Identify and reproduce every line holding the string "caption".

Figure dataset records ▸
══════════════════════════════
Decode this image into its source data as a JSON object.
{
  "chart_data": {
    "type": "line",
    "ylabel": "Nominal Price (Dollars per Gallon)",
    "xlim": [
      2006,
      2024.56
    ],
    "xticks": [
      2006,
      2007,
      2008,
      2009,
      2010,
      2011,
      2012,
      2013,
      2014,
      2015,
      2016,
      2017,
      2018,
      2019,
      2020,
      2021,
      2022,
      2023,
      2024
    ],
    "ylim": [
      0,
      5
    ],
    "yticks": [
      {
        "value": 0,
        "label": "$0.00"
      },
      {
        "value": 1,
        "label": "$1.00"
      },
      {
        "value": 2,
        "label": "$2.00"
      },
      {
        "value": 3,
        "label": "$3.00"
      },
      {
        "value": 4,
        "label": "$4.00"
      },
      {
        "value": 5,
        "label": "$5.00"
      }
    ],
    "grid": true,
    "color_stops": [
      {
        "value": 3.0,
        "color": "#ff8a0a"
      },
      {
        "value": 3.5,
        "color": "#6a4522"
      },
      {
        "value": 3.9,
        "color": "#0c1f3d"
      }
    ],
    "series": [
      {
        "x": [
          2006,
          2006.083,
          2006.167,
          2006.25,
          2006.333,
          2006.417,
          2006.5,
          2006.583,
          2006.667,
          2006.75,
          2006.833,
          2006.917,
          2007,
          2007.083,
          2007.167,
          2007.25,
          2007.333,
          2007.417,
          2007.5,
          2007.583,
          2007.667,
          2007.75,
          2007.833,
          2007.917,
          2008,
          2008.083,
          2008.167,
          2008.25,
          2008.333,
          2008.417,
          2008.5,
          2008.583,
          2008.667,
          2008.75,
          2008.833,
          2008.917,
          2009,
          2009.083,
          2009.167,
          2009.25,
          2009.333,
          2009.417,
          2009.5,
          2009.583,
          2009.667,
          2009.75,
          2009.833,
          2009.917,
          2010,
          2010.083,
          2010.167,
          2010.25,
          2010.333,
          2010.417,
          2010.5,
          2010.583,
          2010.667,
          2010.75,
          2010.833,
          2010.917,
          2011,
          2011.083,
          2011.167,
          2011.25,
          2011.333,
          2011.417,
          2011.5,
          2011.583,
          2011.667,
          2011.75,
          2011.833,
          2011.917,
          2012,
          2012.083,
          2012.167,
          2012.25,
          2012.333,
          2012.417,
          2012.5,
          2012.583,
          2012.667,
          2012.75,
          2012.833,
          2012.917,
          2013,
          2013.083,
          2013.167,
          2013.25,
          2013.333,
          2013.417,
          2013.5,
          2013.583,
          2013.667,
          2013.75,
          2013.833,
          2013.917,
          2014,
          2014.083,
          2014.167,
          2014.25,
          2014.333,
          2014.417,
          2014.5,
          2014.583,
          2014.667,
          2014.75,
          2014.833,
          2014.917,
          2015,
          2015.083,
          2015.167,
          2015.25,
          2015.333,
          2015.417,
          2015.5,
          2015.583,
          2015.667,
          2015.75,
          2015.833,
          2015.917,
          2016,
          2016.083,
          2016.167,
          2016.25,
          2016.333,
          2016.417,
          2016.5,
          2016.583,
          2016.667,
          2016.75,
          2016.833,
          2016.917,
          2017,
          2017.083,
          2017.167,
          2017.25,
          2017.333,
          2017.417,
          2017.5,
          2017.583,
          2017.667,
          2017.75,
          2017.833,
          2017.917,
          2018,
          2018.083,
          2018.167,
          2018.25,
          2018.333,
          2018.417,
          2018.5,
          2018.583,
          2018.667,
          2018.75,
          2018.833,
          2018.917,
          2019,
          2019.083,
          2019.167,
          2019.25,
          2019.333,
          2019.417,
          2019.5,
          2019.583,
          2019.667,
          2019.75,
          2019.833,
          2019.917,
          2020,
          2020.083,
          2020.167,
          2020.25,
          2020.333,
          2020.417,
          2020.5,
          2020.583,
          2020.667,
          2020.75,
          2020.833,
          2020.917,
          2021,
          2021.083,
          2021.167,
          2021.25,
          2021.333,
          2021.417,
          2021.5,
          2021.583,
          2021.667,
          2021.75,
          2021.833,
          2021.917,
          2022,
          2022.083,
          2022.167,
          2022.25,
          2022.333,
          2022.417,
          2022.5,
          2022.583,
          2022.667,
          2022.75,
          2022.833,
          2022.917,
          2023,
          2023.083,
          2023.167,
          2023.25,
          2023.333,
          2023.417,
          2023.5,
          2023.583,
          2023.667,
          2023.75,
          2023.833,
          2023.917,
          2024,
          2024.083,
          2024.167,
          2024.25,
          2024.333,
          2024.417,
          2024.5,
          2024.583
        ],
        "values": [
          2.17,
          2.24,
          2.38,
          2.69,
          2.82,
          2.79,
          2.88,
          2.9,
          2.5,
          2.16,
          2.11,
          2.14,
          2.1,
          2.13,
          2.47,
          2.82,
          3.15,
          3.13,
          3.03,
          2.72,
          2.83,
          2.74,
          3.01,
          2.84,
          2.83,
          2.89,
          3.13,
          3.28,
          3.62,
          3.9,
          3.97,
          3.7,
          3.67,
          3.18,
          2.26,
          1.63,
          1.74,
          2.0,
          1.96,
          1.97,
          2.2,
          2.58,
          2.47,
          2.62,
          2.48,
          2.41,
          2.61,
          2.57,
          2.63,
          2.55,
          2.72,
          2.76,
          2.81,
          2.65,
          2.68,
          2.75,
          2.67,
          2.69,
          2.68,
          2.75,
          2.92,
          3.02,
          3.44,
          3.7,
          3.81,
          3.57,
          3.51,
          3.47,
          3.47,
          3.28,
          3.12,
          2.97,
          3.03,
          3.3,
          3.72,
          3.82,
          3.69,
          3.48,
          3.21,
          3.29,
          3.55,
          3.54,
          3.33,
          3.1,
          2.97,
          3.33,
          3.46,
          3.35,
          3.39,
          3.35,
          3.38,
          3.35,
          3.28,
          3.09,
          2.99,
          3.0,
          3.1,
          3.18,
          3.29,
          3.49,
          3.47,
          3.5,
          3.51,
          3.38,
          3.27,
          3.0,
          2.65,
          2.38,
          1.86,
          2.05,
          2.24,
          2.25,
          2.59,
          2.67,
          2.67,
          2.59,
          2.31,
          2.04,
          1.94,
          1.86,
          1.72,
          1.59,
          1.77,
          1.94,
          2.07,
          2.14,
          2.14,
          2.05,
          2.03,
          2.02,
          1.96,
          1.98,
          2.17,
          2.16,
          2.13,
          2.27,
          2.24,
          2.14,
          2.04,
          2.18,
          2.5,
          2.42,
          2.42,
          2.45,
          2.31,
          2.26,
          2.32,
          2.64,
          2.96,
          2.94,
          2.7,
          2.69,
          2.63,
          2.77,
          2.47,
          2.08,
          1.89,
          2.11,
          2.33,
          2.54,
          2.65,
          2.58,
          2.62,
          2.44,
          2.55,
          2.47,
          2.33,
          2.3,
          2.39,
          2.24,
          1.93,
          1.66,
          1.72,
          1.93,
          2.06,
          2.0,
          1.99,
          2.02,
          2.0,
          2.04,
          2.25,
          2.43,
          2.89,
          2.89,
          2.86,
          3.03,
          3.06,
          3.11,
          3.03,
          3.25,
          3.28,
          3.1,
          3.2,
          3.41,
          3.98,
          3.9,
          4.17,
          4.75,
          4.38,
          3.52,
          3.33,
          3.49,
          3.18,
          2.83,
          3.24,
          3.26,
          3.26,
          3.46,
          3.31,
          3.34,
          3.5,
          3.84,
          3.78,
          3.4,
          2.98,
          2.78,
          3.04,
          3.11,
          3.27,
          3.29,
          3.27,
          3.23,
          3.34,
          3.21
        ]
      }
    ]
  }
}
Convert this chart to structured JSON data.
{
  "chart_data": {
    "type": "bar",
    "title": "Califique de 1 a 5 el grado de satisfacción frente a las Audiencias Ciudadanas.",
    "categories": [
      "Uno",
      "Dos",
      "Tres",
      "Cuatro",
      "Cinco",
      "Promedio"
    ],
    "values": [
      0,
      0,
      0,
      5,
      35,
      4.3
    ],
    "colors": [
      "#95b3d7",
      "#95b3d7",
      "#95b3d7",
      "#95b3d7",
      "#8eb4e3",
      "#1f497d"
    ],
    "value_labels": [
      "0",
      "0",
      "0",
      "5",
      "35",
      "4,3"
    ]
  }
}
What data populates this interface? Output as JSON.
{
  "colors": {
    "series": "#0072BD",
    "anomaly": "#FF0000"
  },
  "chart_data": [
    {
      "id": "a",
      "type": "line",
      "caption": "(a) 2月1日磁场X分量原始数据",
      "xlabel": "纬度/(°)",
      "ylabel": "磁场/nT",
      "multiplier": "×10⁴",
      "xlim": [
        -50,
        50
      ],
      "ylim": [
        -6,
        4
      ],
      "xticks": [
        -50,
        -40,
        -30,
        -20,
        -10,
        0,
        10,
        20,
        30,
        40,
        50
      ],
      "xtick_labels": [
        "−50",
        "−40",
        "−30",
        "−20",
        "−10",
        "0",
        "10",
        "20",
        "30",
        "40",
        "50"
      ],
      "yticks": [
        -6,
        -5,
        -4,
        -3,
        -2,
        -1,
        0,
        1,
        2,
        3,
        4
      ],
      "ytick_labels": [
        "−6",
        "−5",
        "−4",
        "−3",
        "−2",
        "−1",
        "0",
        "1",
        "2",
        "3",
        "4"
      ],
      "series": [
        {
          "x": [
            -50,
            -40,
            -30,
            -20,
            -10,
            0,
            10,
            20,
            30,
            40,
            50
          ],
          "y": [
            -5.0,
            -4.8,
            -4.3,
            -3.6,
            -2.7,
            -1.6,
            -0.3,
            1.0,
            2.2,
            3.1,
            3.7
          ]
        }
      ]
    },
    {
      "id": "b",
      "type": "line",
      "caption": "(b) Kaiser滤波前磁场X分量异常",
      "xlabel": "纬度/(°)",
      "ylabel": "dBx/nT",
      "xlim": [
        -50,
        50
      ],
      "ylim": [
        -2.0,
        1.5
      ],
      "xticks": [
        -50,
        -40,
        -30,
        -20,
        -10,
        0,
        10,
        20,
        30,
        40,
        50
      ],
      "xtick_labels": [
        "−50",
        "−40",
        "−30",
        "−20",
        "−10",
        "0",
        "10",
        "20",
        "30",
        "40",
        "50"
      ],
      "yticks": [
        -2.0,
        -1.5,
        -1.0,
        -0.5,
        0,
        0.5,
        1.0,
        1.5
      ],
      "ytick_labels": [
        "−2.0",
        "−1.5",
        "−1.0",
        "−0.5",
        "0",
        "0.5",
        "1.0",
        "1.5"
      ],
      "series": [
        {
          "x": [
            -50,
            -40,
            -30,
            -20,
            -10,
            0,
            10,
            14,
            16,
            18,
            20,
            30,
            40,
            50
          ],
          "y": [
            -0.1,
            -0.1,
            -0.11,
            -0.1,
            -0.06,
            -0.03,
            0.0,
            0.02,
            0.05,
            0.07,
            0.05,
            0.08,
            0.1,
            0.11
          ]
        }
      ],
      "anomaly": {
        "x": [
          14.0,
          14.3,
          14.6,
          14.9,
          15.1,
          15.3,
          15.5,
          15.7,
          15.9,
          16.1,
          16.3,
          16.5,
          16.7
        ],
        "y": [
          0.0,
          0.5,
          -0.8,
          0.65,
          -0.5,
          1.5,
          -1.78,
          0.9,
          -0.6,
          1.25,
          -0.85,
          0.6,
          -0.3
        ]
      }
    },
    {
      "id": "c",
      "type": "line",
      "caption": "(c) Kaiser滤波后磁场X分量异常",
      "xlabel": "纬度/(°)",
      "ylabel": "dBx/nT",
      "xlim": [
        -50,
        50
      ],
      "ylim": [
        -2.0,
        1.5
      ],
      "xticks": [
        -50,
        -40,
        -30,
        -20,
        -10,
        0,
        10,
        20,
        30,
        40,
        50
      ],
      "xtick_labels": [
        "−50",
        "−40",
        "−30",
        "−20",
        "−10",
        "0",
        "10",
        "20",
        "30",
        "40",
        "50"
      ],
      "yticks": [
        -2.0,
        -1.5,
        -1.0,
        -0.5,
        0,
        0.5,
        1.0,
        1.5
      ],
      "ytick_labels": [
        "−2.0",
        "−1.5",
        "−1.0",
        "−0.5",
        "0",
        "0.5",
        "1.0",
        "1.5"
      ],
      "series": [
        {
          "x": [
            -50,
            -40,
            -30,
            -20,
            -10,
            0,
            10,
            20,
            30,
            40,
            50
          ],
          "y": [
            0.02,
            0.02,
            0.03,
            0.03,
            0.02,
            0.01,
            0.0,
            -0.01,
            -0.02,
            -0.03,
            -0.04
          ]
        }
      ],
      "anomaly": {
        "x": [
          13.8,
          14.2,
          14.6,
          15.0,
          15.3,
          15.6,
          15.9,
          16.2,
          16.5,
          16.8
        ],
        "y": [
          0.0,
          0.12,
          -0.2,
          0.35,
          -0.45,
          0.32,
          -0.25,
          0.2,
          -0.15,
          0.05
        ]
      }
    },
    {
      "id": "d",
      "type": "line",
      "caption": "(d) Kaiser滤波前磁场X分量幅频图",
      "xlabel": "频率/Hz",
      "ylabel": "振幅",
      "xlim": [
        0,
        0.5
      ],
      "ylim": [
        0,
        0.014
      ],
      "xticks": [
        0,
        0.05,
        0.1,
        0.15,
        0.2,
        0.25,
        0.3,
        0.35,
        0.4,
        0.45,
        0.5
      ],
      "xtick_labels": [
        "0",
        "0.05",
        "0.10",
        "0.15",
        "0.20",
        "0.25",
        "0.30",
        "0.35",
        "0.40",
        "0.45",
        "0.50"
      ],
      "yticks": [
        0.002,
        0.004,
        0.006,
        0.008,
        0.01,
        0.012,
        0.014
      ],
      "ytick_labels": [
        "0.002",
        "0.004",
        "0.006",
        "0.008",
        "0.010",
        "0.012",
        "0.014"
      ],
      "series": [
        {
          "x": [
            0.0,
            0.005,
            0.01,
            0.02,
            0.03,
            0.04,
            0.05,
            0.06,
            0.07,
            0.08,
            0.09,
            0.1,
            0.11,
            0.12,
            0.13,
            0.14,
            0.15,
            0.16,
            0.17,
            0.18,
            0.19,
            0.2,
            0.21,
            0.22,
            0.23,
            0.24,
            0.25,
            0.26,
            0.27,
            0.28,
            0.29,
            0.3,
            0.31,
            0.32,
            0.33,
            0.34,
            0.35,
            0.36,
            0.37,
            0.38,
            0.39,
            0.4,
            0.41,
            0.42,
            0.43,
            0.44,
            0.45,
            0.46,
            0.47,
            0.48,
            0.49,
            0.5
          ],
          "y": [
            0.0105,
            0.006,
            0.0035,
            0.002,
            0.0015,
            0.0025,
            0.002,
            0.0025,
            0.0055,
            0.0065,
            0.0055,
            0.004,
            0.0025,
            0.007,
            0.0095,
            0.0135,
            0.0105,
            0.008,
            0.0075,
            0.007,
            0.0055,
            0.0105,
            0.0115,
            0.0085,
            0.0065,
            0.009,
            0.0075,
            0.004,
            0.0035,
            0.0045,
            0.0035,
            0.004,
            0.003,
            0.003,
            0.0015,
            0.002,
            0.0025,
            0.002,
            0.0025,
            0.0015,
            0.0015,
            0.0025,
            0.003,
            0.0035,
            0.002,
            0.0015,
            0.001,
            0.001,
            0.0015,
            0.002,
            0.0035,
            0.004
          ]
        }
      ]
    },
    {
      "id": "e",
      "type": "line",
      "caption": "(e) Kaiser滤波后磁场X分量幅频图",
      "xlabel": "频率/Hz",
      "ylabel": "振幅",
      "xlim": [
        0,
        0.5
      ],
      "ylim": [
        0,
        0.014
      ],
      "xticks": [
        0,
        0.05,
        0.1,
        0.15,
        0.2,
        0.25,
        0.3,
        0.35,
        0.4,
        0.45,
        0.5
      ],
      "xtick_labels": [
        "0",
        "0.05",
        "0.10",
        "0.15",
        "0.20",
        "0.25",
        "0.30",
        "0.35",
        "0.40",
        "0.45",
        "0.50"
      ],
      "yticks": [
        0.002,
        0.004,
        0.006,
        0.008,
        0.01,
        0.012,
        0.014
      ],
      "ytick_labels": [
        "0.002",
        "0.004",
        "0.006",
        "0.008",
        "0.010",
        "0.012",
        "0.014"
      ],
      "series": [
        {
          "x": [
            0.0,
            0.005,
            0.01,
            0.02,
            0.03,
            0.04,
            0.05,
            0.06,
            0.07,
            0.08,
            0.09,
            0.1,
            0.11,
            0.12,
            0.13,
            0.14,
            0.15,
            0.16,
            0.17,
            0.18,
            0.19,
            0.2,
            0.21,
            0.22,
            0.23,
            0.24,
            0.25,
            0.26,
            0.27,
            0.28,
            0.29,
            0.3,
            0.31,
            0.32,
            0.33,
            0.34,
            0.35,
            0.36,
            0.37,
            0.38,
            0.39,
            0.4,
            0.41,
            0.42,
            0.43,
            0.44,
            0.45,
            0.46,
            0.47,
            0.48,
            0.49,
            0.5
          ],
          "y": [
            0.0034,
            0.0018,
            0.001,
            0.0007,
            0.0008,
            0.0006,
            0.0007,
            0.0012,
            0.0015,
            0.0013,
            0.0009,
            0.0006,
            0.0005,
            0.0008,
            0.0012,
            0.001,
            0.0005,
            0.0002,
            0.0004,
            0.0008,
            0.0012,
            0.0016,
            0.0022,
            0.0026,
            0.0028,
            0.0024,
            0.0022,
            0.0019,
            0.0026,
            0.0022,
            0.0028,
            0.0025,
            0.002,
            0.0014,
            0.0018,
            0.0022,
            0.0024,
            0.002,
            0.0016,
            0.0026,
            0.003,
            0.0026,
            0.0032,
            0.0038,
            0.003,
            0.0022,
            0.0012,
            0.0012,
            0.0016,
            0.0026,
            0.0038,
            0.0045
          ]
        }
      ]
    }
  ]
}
══════════════════════════════
Response to this exercise ▸
      "caption": "(a) 2月1日磁场X分量原始数据",
      "caption": "(b) Kaiser滤波前磁场X分量异常",
      "caption": "(c) Kaiser滤波后磁场X分量异常",
      "caption": "(d) Kaiser滤波前磁场X分量幅频图",
      "caption": "(e) Kaiser滤波后磁场X分量幅频图",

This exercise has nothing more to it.